- Given instruction -
Would you transcribe the whole listing exactly, minus its pictures?

++++ Available records ++++

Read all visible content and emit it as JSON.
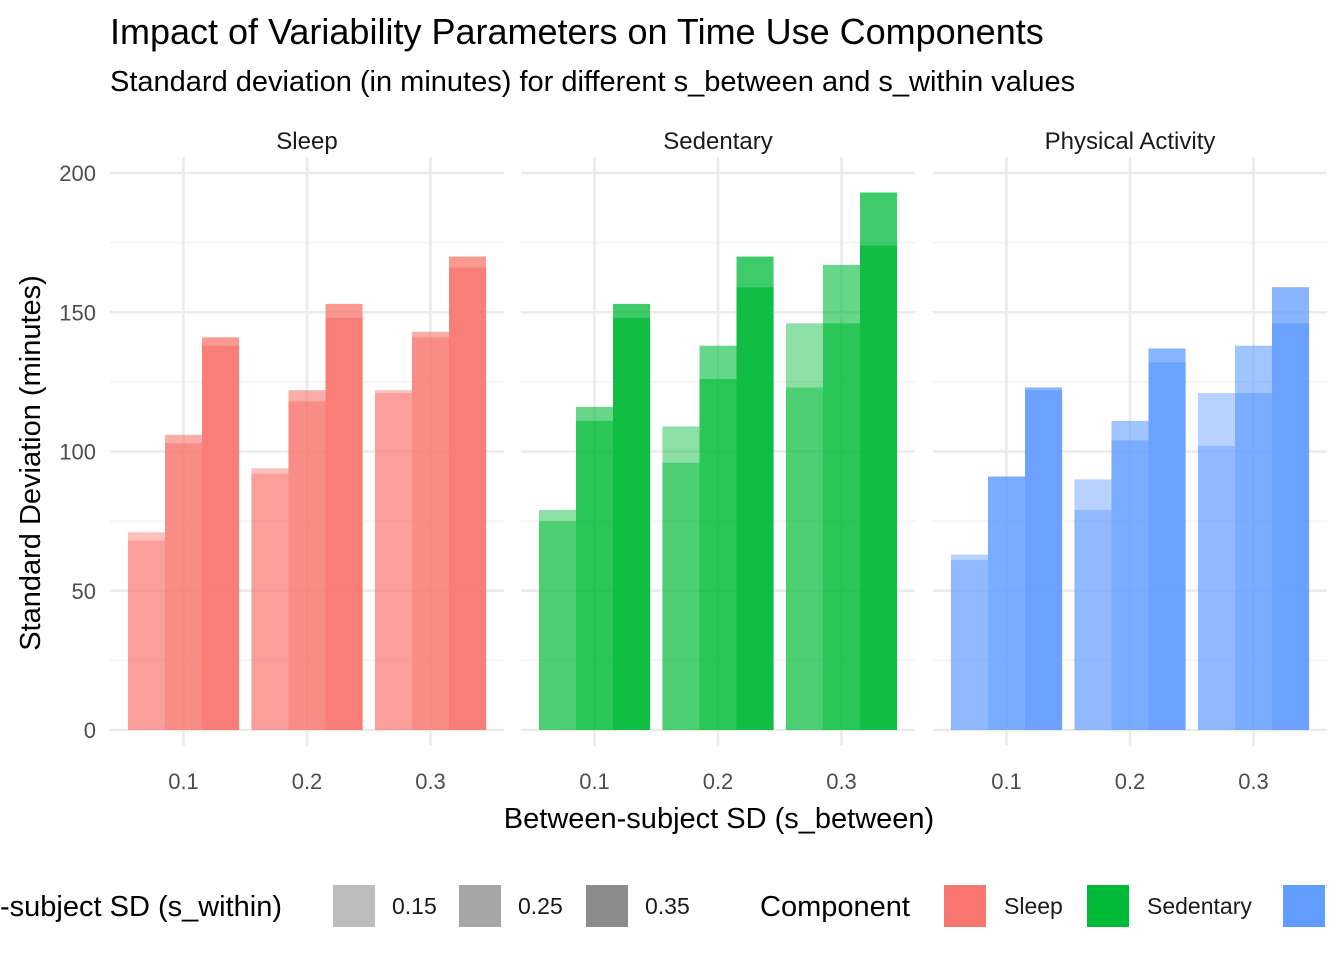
{
  "chart_data": {
    "type": "bar",
    "title": "Impact of Variability Parameters on Time Use Components",
    "subtitle": "Standard deviation (in minutes) for different s_between and s_within values",
    "xlabel": "Between-subject SD (s_between)",
    "ylabel": "Standard Deviation (minutes)",
    "ylim": [
      0,
      200
    ],
    "y_ticks": [
      "0",
      "50",
      "100",
      "150",
      "200"
    ],
    "grid": true,
    "facets": [
      "Sleep",
      "Sedentary",
      "Physical Activity"
    ],
    "categories": [
      "0.1",
      "0.2",
      "0.3"
    ],
    "s_within_levels": [
      "0.15",
      "0.25",
      "0.35"
    ],
    "bar_offsets": [
      -0.3,
      0.0,
      0.3
    ],
    "panels": [
      {
        "component": "Sleep",
        "bars": [
          {
            "category": "0.1",
            "s_within": "0.15",
            "values": [
              71,
              68
            ]
          },
          {
            "category": "0.1",
            "s_within": "0.25",
            "values": [
              106,
              103
            ]
          },
          {
            "category": "0.1",
            "s_within": "0.35",
            "values": [
              141,
              138
            ]
          },
          {
            "category": "0.2",
            "s_within": "0.15",
            "values": [
              94,
              92
            ]
          },
          {
            "category": "0.2",
            "s_within": "0.25",
            "values": [
              122,
              118
            ]
          },
          {
            "category": "0.2",
            "s_within": "0.35",
            "values": [
              153,
              148
            ]
          },
          {
            "category": "0.3",
            "s_within": "0.15",
            "values": [
              122,
              121
            ]
          },
          {
            "category": "0.3",
            "s_within": "0.25",
            "values": [
              143,
              141
            ]
          },
          {
            "category": "0.3",
            "s_within": "0.35",
            "values": [
              170,
              166
            ]
          }
        ]
      },
      {
        "component": "Sedentary",
        "bars": [
          {
            "category": "0.1",
            "s_within": "0.15",
            "values": [
              79,
              75
            ]
          },
          {
            "category": "0.1",
            "s_within": "0.25",
            "values": [
              116,
              111
            ]
          },
          {
            "category": "0.1",
            "s_within": "0.35",
            "values": [
              153,
              148
            ]
          },
          {
            "category": "0.2",
            "s_within": "0.15",
            "values": [
              109,
              96
            ]
          },
          {
            "category": "0.2",
            "s_within": "0.25",
            "values": [
              138,
              126
            ]
          },
          {
            "category": "0.2",
            "s_within": "0.35",
            "values": [
              170,
              159
            ]
          },
          {
            "category": "0.3",
            "s_within": "0.15",
            "values": [
              146,
              123
            ]
          },
          {
            "category": "0.3",
            "s_within": "0.25",
            "values": [
              167,
              146
            ]
          },
          {
            "category": "0.3",
            "s_within": "0.35",
            "values": [
              193,
              174
            ]
          }
        ]
      },
      {
        "component": "Physical Activity",
        "bars": [
          {
            "category": "0.1",
            "s_within": "0.15",
            "values": [
              63,
              61
            ]
          },
          {
            "category": "0.1",
            "s_within": "0.25",
            "values": [
              91,
              91
            ]
          },
          {
            "category": "0.1",
            "s_within": "0.35",
            "values": [
              123,
              122
            ]
          },
          {
            "category": "0.2",
            "s_within": "0.15",
            "values": [
              90,
              79
            ]
          },
          {
            "category": "0.2",
            "s_within": "0.25",
            "values": [
              111,
              104
            ]
          },
          {
            "category": "0.2",
            "s_within": "0.35",
            "values": [
              137,
              132
            ]
          },
          {
            "category": "0.3",
            "s_within": "0.15",
            "values": [
              121,
              102
            ]
          },
          {
            "category": "0.3",
            "s_within": "0.25",
            "values": [
              138,
              121
            ]
          },
          {
            "category": "0.3",
            "s_within": "0.35",
            "values": [
              159,
              146
            ]
          }
        ]
      }
    ],
    "colors": {
      "Sleep": "#F8766D",
      "Sedentary": "#00BA38",
      "Physical Activity": "#619CFF",
      "grid_major": "#EBEBEB",
      "grid_minor": "#F3F3F3"
    },
    "alpha_by_s_within": {
      "0.15": 0.45,
      "0.25": 0.6,
      "0.35": 0.75
    },
    "legend": {
      "placement": "bottom",
      "alpha_title": "-subject SD (s_within)",
      "alpha_items": [
        {
          "label": "0.15",
          "swatch": "#BDBDBD"
        },
        {
          "label": "0.25",
          "swatch": "#A6A6A6"
        },
        {
          "label": "0.35",
          "swatch": "#8C8C8C"
        }
      ],
      "fill_title": "Component",
      "fill_items": [
        {
          "label": "Sleep",
          "color": "#F8766D"
        },
        {
          "label": "Sedentary",
          "color": "#00BA38"
        },
        {
          "label": "Physical Activity",
          "color": "#619CFF"
        }
      ]
    }
  }
}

++++

- Output -
Read all visible content and emit it as JSON.
{
  "chart_data": {
    "type": "bar",
    "title": "Impact of Variability Parameters on Time Use Components",
    "subtitle": "Standard deviation (in minutes) for different s_between and s_within values",
    "xlabel": "Between-subject SD (s_between)",
    "ylabel": "Standard Deviation (minutes)",
    "ylim": [
      0,
      200
    ],
    "y_ticks": [
      "0",
      "50",
      "100",
      "150",
      "200"
    ],
    "grid": true,
    "facets": [
      "Sleep",
      "Sedentary",
      "Physical Activity"
    ],
    "categories": [
      "0.1",
      "0.2",
      "0.3"
    ],
    "s_within_levels": [
      "0.15",
      "0.25",
      "0.35"
    ],
    "bar_offsets": [
      -0.3,
      0.0,
      0.3
    ],
    "panels": [
      {
        "component": "Sleep",
        "bars": [
          {
            "category": "0.1",
            "s_within": "0.15",
            "values": [
              71,
              68
            ]
          },
          {
            "category": "0.1",
            "s_within": "0.25",
            "values": [
              106,
              103
            ]
          },
          {
            "category": "0.1",
            "s_within": "0.35",
            "values": [
              141,
              138
            ]
          },
          {
            "category": "0.2",
            "s_within": "0.15",
            "values": [
              94,
              92
            ]
          },
          {
            "category": "0.2",
            "s_within": "0.25",
            "values": [
              122,
              118
            ]
          },
          {
            "category": "0.2",
            "s_within": "0.35",
            "values": [
              153,
              148
            ]
          },
          {
            "category": "0.3",
            "s_within": "0.15",
            "values": [
              122,
              121
            ]
          },
          {
            "category": "0.3",
            "s_within": "0.25",
            "values": [
              143,
              141
            ]
          },
          {
            "category": "0.3",
            "s_within": "0.35",
            "values": [
              170,
              166
            ]
          }
        ]
      },
      {
        "component": "Sedentary",
        "bars": [
          {
            "category": "0.1",
            "s_within": "0.15",
            "values": [
              79,
              75
            ]
          },
          {
            "category": "0.1",
            "s_within": "0.25",
            "values": [
              116,
              111
            ]
          },
          {
            "category": "0.1",
            "s_within": "0.35",
            "values": [
              153,
              148
            ]
          },
          {
            "category": "0.2",
            "s_within": "0.15",
            "values": [
              109,
              96
            ]
          },
          {
            "category": "0.2",
            "s_within": "0.25",
            "values": [
              138,
              126
            ]
          },
          {
            "category": "0.2",
            "s_within": "0.35",
            "values": [
              170,
              159
            ]
          },
          {
            "category": "0.3",
            "s_within": "0.15",
            "values": [
              146,
              123
            ]
          },
          {
            "category": "0.3",
            "s_within": "0.25",
            "values": [
              167,
              146
            ]
          },
          {
            "category": "0.3",
            "s_within": "0.35",
            "values": [
              193,
              174
            ]
          }
        ]
      },
      {
        "component": "Physical Activity",
        "bars": [
          {
            "category": "0.1",
            "s_within": "0.15",
            "values": [
              63,
              61
            ]
          },
          {
            "category": "0.1",
            "s_within": "0.25",
            "values": [
              91,
              91
            ]
          },
          {
            "category": "0.1",
            "s_within": "0.35",
            "values": [
              123,
              122
            ]
          },
          {
            "category": "0.2",
            "s_within": "0.15",
            "values": [
              90,
              79
            ]
          },
          {
            "category": "0.2",
            "s_within": "0.25",
            "values": [
              111,
              104
            ]
          },
          {
            "category": "0.2",
            "s_within": "0.35",
            "values": [
              137,
              132
            ]
          },
          {
            "category": "0.3",
            "s_within": "0.15",
            "values": [
              121,
              102
            ]
          },
          {
            "category": "0.3",
            "s_within": "0.25",
            "values": [
              138,
              121
            ]
          },
          {
            "category": "0.3",
            "s_within": "0.35",
            "values": [
              159,
              146
            ]
          }
        ]
      }
    ],
    "colors": {
      "Sleep": "#F8766D",
      "Sedentary": "#00BA38",
      "Physical Activity": "#619CFF",
      "grid_major": "#EBEBEB",
      "grid_minor": "#F3F3F3"
    },
    "alpha_by_s_within": {
      "0.15": 0.45,
      "0.25": 0.6,
      "0.35": 0.75
    },
    "legend": {
      "placement": "bottom",
      "alpha_title": "-subject SD (s_within)",
      "alpha_items": [
        {
          "label": "0.15",
          "swatch": "#BDBDBD"
        },
        {
          "label": "0.25",
          "swatch": "#A6A6A6"
        },
        {
          "label": "0.35",
          "swatch": "#8C8C8C"
        }
      ],
      "fill_title": "Component",
      "fill_items": [
        {
          "label": "Sleep",
          "color": "#F8766D"
        },
        {
          "label": "Sedentary",
          "color": "#00BA38"
        },
        {
          "label": "Physical Activity",
          "color": "#619CFF"
        }
      ]
    }
  }
}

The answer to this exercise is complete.